Stated goal:
Extract every line of the material below and reproduce it faithfully.

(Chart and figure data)

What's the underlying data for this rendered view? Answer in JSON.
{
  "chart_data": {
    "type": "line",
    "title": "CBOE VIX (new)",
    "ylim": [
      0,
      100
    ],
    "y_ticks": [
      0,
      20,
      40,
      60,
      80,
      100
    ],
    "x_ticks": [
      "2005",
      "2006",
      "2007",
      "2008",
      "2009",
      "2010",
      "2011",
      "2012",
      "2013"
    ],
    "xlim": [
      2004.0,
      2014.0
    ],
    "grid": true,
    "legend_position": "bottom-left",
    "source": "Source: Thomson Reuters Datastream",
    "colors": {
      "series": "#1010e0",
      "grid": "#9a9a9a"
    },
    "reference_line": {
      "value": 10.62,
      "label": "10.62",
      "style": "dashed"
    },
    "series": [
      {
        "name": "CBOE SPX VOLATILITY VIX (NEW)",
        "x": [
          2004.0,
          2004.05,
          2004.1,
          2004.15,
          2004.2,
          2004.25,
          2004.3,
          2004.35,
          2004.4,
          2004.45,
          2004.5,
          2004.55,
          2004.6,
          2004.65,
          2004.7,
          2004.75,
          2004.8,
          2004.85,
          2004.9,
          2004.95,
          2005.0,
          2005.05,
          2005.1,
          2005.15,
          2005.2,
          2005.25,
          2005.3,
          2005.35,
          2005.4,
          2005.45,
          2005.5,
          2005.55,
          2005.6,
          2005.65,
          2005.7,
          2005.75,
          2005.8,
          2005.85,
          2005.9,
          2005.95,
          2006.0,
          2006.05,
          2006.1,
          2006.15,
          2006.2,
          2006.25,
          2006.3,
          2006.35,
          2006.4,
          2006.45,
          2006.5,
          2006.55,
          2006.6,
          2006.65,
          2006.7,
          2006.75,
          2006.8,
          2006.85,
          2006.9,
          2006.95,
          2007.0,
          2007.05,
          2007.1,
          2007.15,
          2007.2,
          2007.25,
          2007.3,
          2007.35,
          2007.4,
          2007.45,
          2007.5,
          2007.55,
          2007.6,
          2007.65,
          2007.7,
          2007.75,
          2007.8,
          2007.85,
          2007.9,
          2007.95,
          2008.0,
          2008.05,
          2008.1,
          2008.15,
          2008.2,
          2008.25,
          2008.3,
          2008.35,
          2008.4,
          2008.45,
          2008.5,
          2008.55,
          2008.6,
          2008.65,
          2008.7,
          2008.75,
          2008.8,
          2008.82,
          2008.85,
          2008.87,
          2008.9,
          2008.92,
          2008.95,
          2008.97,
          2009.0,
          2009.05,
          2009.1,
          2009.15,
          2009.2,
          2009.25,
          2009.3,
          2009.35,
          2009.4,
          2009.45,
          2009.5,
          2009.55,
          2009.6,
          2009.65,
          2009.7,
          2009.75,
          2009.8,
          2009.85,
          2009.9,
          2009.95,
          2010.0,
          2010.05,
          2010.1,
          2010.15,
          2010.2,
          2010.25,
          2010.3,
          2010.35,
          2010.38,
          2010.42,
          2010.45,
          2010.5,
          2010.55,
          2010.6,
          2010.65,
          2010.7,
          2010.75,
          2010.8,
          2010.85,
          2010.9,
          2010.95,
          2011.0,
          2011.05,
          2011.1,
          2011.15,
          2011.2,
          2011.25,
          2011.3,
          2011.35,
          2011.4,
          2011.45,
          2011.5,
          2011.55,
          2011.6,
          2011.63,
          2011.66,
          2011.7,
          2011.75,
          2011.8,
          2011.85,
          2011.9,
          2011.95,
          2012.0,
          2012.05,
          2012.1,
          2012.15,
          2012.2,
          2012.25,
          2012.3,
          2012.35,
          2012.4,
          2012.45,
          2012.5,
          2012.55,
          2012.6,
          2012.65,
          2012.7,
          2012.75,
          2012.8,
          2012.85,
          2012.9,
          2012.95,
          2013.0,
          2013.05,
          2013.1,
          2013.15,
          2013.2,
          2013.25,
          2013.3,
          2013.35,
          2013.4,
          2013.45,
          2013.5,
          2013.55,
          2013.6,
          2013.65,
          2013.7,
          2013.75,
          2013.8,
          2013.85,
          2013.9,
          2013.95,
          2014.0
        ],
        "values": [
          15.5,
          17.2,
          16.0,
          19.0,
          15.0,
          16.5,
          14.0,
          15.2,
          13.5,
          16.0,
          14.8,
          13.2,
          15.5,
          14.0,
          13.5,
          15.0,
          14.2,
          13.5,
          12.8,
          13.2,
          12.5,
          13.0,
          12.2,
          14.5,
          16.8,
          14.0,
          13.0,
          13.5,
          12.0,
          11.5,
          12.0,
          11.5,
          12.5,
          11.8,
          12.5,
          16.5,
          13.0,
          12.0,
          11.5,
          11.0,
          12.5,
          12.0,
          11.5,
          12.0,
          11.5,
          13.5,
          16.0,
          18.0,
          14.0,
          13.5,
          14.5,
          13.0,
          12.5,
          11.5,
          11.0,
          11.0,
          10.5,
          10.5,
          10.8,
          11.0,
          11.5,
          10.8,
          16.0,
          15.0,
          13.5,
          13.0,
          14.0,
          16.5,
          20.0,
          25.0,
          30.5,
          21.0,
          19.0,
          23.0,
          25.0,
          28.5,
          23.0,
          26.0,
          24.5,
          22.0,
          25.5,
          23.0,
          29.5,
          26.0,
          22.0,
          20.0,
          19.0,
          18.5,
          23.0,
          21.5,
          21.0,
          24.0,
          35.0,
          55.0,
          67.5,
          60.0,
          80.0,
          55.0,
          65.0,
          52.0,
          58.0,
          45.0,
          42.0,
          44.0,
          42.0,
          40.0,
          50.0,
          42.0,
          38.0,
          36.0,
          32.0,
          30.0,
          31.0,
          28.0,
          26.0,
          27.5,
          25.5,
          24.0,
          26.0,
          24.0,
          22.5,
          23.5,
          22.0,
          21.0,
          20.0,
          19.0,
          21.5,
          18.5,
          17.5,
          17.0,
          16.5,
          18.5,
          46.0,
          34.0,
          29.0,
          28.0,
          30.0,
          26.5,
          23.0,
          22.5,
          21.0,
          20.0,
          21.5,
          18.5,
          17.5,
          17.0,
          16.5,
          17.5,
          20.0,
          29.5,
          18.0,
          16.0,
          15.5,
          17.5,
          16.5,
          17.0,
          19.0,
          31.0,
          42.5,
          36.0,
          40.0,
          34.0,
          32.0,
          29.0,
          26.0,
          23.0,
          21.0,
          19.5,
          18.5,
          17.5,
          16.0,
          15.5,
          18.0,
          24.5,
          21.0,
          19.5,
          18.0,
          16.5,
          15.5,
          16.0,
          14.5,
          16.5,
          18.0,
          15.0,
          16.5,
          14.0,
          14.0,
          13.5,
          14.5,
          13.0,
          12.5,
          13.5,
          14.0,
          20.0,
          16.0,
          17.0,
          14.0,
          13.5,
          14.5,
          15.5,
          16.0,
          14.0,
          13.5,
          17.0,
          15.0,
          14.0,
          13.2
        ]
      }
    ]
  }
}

Written solution:
What's the underlying data for this rendered view? Answer in JSON.
{
  "chart_data": {
    "type": "line",
    "title": "CBOE VIX (new)",
    "ylim": [
      0,
      100
    ],
    "y_ticks": [
      0,
      20,
      40,
      60,
      80,
      100
    ],
    "x_ticks": [
      "2005",
      "2006",
      "2007",
      "2008",
      "2009",
      "2010",
      "2011",
      "2012",
      "2013"
    ],
    "xlim": [
      2004.0,
      2014.0
    ],
    "grid": true,
    "legend_position": "bottom-left",
    "source": "Source: Thomson Reuters Datastream",
    "colors": {
      "series": "#1010e0",
      "grid": "#9a9a9a"
    },
    "reference_line": {
      "value": 10.62,
      "label": "10.62",
      "style": "dashed"
    },
    "series": [
      {
        "name": "CBOE SPX VOLATILITY VIX (NEW)",
        "x": [
          2004.0,
          2004.05,
          2004.1,
          2004.15,
          2004.2,
          2004.25,
          2004.3,
          2004.35,
          2004.4,
          2004.45,
          2004.5,
          2004.55,
          2004.6,
          2004.65,
          2004.7,
          2004.75,
          2004.8,
          2004.85,
          2004.9,
          2004.95,
          2005.0,
          2005.05,
          2005.1,
          2005.15,
          2005.2,
          2005.25,
          2005.3,
          2005.35,
          2005.4,
          2005.45,
          2005.5,
          2005.55,
          2005.6,
          2005.65,
          2005.7,
          2005.75,
          2005.8,
          2005.85,
          2005.9,
          2005.95,
          2006.0,
          2006.05,
          2006.1,
          2006.15,
          2006.2,
          2006.25,
          2006.3,
          2006.35,
          2006.4,
          2006.45,
          2006.5,
          2006.55,
          2006.6,
          2006.65,
          2006.7,
          2006.75,
          2006.8,
          2006.85,
          2006.9,
          2006.95,
          2007.0,
          2007.05,
          2007.1,
          2007.15,
          2007.2,
          2007.25,
          2007.3,
          2007.35,
          2007.4,
          2007.45,
          2007.5,
          2007.55,
          2007.6,
          2007.65,
          2007.7,
          2007.75,
          2007.8,
          2007.85,
          2007.9,
          2007.95,
          2008.0,
          2008.05,
          2008.1,
          2008.15,
          2008.2,
          2008.25,
          2008.3,
          2008.35,
          2008.4,
          2008.45,
          2008.5,
          2008.55,
          2008.6,
          2008.65,
          2008.7,
          2008.75,
          2008.8,
          2008.82,
          2008.85,
          2008.87,
          2008.9,
          2008.92,
          2008.95,
          2008.97,
          2009.0,
          2009.05,
          2009.1,
          2009.15,
          2009.2,
          2009.25,
          2009.3,
          2009.35,
          2009.4,
          2009.45,
          2009.5,
          2009.55,
          2009.6,
          2009.65,
          2009.7,
          2009.75,
          2009.8,
          2009.85,
          2009.9,
          2009.95,
          2010.0,
          2010.05,
          2010.1,
          2010.15,
          2010.2,
          2010.25,
          2010.3,
          2010.35,
          2010.38,
          2010.42,
          2010.45,
          2010.5,
          2010.55,
          2010.6,
          2010.65,
          2010.7,
          2010.75,
          2010.8,
          2010.85,
          2010.9,
          2010.95,
          2011.0,
          2011.05,
          2011.1,
          2011.15,
          2011.2,
          2011.25,
          2011.3,
          2011.35,
          2011.4,
          2011.45,
          2011.5,
          2011.55,
          2011.6,
          2011.63,
          2011.66,
          2011.7,
          2011.75,
          2011.8,
          2011.85,
          2011.9,
          2011.95,
          2012.0,
          2012.05,
          2012.1,
          2012.15,
          2012.2,
          2012.25,
          2012.3,
          2012.35,
          2012.4,
          2012.45,
          2012.5,
          2012.55,
          2012.6,
          2012.65,
          2012.7,
          2012.75,
          2012.8,
          2012.85,
          2012.9,
          2012.95,
          2013.0,
          2013.05,
          2013.1,
          2013.15,
          2013.2,
          2013.25,
          2013.3,
          2013.35,
          2013.4,
          2013.45,
          2013.5,
          2013.55,
          2013.6,
          2013.65,
          2013.7,
          2013.75,
          2013.8,
          2013.85,
          2013.9,
          2013.95,
          2014.0
        ],
        "values": [
          15.5,
          17.2,
          16.0,
          19.0,
          15.0,
          16.5,
          14.0,
          15.2,
          13.5,
          16.0,
          14.8,
          13.2,
          15.5,
          14.0,
          13.5,
          15.0,
          14.2,
          13.5,
          12.8,
          13.2,
          12.5,
          13.0,
          12.2,
          14.5,
          16.8,
          14.0,
          13.0,
          13.5,
          12.0,
          11.5,
          12.0,
          11.5,
          12.5,
          11.8,
          12.5,
          16.5,
          13.0,
          12.0,
          11.5,
          11.0,
          12.5,
          12.0,
          11.5,
          12.0,
          11.5,
          13.5,
          16.0,
          18.0,
          14.0,
          13.5,
          14.5,
          13.0,
          12.5,
          11.5,
          11.0,
          11.0,
          10.5,
          10.5,
          10.8,
          11.0,
          11.5,
          10.8,
          16.0,
          15.0,
          13.5,
          13.0,
          14.0,
          16.5,
          20.0,
          25.0,
          30.5,
          21.0,
          19.0,
          23.0,
          25.0,
          28.5,
          23.0,
          26.0,
          24.5,
          22.0,
          25.5,
          23.0,
          29.5,
          26.0,
          22.0,
          20.0,
          19.0,
          18.5,
          23.0,
          21.5,
          21.0,
          24.0,
          35.0,
          55.0,
          67.5,
          60.0,
          80.0,
          55.0,
          65.0,
          52.0,
          58.0,
          45.0,
          42.0,
          44.0,
          42.0,
          40.0,
          50.0,
          42.0,
          38.0,
          36.0,
          32.0,
          30.0,
          31.0,
          28.0,
          26.0,
          27.5,
          25.5,
          24.0,
          26.0,
          24.0,
          22.5,
          23.5,
          22.0,
          21.0,
          20.0,
          19.0,
          21.5,
          18.5,
          17.5,
          17.0,
          16.5,
          18.5,
          46.0,
          34.0,
          29.0,
          28.0,
          30.0,
          26.5,
          23.0,
          22.5,
          21.0,
          20.0,
          21.5,
          18.5,
          17.5,
          17.0,
          16.5,
          17.5,
          20.0,
          29.5,
          18.0,
          16.0,
          15.5,
          17.5,
          16.5,
          17.0,
          19.0,
          31.0,
          42.5,
          36.0,
          40.0,
          34.0,
          32.0,
          29.0,
          26.0,
          23.0,
          21.0,
          19.5,
          18.5,
          17.5,
          16.0,
          15.5,
          18.0,
          24.5,
          21.0,
          19.5,
          18.0,
          16.5,
          15.5,
          16.0,
          14.5,
          16.5,
          18.0,
          15.0,
          16.5,
          14.0,
          14.0,
          13.5,
          14.5,
          13.0,
          12.5,
          13.5,
          14.0,
          20.0,
          16.0,
          17.0,
          14.0,
          13.5,
          14.5,
          15.5,
          16.0,
          14.0,
          13.5,
          17.0,
          15.0,
          14.0,
          13.2
        ]
      }
    ]
  }
}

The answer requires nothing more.